[Stored data entries]
━━━━━━━━━━━━━━━━━━━━
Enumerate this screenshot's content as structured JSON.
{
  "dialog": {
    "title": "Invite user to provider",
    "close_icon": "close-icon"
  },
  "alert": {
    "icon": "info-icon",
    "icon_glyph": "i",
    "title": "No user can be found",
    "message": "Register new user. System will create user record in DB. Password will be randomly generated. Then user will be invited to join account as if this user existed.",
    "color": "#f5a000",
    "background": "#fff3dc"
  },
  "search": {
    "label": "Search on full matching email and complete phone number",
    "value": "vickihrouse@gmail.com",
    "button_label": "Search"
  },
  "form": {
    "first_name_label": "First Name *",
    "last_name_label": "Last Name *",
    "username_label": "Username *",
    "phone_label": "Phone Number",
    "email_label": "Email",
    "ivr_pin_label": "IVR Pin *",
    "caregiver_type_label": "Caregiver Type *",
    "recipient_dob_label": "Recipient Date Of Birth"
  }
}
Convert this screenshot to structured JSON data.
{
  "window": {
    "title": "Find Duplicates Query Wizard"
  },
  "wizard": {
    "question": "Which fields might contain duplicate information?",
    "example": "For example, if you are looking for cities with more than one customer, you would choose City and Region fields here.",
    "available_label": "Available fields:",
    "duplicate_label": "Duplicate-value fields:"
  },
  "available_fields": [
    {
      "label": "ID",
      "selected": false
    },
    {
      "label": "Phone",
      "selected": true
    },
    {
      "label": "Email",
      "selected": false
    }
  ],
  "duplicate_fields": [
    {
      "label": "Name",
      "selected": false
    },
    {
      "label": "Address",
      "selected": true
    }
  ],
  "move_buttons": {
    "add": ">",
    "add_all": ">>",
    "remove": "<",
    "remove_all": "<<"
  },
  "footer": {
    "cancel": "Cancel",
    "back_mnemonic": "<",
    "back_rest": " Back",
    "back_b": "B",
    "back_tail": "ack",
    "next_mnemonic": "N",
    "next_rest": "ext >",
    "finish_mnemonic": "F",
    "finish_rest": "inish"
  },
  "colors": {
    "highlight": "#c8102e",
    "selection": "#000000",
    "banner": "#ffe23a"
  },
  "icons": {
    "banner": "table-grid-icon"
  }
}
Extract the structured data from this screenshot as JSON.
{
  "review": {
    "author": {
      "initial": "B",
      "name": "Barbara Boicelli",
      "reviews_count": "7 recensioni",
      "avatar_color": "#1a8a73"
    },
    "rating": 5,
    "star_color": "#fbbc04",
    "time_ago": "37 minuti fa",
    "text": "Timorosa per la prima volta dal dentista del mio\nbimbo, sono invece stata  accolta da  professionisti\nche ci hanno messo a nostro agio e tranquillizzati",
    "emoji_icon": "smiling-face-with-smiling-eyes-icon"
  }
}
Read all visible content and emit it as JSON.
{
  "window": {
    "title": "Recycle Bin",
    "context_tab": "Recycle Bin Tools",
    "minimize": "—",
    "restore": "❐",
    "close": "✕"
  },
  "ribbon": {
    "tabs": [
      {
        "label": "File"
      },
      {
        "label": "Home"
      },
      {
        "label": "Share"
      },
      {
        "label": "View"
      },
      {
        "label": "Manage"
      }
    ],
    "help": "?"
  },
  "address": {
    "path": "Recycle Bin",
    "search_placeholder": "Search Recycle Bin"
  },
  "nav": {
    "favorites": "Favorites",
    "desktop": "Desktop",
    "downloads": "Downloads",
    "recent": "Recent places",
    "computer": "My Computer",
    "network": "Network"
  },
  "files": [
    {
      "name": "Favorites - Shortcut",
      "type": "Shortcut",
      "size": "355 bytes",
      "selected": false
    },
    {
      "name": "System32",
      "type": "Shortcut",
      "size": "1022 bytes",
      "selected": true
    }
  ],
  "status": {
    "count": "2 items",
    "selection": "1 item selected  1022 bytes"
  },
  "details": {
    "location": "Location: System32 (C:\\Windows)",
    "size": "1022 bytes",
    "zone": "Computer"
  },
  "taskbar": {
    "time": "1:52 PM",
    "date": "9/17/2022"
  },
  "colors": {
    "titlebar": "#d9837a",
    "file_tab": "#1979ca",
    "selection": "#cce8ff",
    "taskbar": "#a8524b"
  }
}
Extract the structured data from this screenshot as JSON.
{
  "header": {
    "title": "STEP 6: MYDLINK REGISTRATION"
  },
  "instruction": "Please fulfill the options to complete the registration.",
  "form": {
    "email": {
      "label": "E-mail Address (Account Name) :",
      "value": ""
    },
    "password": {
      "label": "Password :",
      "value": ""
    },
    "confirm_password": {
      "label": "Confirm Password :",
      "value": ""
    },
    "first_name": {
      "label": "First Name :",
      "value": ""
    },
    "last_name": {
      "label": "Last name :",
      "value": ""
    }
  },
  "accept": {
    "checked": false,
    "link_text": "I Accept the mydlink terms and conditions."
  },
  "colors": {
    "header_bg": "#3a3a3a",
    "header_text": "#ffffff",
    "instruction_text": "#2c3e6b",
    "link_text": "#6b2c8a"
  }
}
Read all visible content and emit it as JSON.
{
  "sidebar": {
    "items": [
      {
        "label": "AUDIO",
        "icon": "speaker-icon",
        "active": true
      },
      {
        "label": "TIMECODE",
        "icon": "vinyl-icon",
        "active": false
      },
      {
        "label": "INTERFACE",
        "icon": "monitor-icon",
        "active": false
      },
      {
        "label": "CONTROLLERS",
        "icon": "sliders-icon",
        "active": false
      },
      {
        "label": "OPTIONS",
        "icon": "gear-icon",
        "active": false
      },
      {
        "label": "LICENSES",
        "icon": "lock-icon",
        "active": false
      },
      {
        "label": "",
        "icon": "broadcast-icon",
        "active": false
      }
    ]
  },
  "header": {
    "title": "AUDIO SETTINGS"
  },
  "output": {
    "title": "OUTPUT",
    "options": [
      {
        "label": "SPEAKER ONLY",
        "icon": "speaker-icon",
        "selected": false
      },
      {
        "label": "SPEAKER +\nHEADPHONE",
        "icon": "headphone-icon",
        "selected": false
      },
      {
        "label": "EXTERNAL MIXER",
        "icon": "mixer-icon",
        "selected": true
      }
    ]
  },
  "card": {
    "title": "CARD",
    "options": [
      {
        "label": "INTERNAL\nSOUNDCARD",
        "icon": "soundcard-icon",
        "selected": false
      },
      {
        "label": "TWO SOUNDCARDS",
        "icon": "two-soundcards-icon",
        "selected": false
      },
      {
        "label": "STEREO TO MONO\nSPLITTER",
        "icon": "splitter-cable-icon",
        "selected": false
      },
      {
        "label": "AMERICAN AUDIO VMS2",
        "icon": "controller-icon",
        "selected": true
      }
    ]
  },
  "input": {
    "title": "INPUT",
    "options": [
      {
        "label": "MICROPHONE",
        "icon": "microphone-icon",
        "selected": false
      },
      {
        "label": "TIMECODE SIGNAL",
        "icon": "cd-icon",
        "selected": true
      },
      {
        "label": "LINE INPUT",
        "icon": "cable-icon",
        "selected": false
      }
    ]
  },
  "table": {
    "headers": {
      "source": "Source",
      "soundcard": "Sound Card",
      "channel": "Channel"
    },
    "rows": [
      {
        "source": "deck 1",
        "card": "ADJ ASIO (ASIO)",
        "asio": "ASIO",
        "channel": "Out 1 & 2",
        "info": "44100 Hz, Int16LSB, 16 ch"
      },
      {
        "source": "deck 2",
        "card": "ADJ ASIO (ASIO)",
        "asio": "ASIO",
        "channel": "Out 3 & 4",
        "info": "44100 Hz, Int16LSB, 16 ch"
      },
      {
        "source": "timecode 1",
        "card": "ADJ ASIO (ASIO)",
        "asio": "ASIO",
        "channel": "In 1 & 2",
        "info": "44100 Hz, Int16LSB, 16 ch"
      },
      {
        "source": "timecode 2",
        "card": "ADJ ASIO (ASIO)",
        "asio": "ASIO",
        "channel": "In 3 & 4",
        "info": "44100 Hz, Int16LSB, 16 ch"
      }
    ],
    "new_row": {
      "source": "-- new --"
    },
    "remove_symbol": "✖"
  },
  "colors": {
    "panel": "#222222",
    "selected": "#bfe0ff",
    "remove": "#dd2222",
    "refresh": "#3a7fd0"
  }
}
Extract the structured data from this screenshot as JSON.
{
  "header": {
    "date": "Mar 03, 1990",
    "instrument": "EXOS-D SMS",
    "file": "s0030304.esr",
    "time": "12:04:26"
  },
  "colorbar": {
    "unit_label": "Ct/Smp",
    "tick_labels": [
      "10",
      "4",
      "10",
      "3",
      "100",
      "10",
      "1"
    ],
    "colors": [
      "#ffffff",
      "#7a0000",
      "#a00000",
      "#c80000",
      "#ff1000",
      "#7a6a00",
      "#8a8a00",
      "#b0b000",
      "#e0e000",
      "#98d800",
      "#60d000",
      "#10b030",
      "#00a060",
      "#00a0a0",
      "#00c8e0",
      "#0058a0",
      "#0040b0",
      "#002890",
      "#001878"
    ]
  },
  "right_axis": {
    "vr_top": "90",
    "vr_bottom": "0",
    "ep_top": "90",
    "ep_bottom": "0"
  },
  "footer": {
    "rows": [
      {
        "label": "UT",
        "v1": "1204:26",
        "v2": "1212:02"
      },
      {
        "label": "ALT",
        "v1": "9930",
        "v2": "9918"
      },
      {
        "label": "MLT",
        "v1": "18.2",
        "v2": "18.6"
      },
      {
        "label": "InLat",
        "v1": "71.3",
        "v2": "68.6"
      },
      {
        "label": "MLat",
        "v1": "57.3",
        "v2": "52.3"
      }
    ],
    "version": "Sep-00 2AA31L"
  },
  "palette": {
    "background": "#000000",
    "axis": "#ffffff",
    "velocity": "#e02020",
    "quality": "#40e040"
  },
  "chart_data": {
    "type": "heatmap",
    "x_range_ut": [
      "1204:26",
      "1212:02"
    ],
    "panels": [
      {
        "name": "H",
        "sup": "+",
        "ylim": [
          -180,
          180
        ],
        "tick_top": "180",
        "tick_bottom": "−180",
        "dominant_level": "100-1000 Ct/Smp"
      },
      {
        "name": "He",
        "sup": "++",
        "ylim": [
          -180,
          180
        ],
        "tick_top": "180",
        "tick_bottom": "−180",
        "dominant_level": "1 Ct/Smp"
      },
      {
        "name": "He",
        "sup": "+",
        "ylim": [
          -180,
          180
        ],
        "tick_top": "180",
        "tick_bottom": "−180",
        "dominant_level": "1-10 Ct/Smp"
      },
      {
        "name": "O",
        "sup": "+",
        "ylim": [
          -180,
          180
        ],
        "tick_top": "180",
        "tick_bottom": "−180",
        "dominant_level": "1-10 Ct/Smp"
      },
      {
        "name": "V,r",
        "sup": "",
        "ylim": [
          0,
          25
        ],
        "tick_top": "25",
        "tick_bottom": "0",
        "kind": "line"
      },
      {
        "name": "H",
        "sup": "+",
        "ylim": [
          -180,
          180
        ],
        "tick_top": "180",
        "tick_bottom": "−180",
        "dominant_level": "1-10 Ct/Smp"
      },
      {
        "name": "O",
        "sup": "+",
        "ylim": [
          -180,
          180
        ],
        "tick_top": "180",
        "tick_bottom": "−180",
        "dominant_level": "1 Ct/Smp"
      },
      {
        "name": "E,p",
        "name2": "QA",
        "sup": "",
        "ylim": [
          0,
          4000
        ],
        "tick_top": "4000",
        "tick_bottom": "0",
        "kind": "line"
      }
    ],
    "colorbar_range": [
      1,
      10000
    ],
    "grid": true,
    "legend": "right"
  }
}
━━━━━━━━━━━━━━━━━━━━
Exactly how many lines contain "size"? State the number and nothing else.

Response —
3